*TASK DESCRIPTION*
In full and without alteration, give the listing again.

Begin

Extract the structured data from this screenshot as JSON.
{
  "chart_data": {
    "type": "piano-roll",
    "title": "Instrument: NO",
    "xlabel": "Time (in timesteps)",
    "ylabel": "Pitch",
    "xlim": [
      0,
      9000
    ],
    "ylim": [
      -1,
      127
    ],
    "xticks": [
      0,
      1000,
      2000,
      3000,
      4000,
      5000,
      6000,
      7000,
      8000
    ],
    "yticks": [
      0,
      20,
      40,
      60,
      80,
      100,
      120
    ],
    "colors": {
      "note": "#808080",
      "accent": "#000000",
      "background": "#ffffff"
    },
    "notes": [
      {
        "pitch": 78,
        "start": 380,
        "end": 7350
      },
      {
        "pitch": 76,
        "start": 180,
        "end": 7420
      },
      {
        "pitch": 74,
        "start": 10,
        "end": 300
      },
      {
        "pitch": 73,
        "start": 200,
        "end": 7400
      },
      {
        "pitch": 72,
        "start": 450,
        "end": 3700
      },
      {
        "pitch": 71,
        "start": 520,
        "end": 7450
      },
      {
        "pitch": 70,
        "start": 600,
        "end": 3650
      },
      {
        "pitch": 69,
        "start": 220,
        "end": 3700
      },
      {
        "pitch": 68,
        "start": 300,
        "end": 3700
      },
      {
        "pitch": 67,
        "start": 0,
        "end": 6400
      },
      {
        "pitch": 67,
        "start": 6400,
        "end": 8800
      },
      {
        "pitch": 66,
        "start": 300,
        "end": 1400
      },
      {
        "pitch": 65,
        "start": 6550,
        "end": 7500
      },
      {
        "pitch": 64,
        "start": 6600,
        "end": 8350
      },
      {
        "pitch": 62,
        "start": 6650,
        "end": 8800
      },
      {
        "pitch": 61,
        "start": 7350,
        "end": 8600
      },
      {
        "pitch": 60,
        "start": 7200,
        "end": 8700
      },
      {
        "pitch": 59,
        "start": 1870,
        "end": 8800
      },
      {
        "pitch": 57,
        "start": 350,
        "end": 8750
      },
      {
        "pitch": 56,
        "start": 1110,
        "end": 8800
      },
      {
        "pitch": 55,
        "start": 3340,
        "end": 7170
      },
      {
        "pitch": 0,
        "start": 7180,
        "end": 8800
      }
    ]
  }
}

End

*WORKED SOLUTION*
Extract the structured data from this screenshot as JSON.
{
  "chart_data": {
    "type": "piano-roll",
    "title": "Instrument: NO",
    "xlabel": "Time (in timesteps)",
    "ylabel": "Pitch",
    "xlim": [
      0,
      9000
    ],
    "ylim": [
      -1,
      127
    ],
    "xticks": [
      0,
      1000,
      2000,
      3000,
      4000,
      5000,
      6000,
      7000,
      8000
    ],
    "yticks": [
      0,
      20,
      40,
      60,
      80,
      100,
      120
    ],
    "colors": {
      "note": "#808080",
      "accent": "#000000",
      "background": "#ffffff"
    },
    "notes": [
      {
        "pitch": 78,
        "start": 380,
        "end": 7350
      },
      {
        "pitch": 76,
        "start": 180,
        "end": 7420
      },
      {
        "pitch": 74,
        "start": 10,
        "end": 300
      },
      {
        "pitch": 73,
        "start": 200,
        "end": 7400
      },
      {
        "pitch": 72,
        "start": 450,
        "end": 3700
      },
      {
        "pitch": 71,
        "start": 520,
        "end": 7450
      },
      {
        "pitch": 70,
        "start": 600,
        "end": 3650
      },
      {
        "pitch": 69,
        "start": 220,
        "end": 3700
      },
      {
        "pitch": 68,
        "start": 300,
        "end": 3700
      },
      {
        "pitch": 67,
        "start": 0,
        "end": 6400
      },
      {
        "pitch": 67,
        "start": 6400,
        "end": 8800
      },
      {
        "pitch": 66,
        "start": 300,
        "end": 1400
      },
      {
        "pitch": 65,
        "start": 6550,
        "end": 7500
      },
      {
        "pitch": 64,
        "start": 6600,
        "end": 8350
      },
      {
        "pitch": 62,
        "start": 6650,
        "end": 8800
      },
      {
        "pitch": 61,
        "start": 7350,
        "end": 8600
      },
      {
        "pitch": 60,
        "start": 7200,
        "end": 8700
      },
      {
        "pitch": 59,
        "start": 1870,
        "end": 8800
      },
      {
        "pitch": 57,
        "start": 350,
        "end": 8750
      },
      {
        "pitch": 56,
        "start": 1110,
        "end": 8800
      },
      {
        "pitch": 55,
        "start": 3340,
        "end": 7170
      },
      {
        "pitch": 0,
        "start": 7180,
        "end": 8800
      }
    ]
  }
}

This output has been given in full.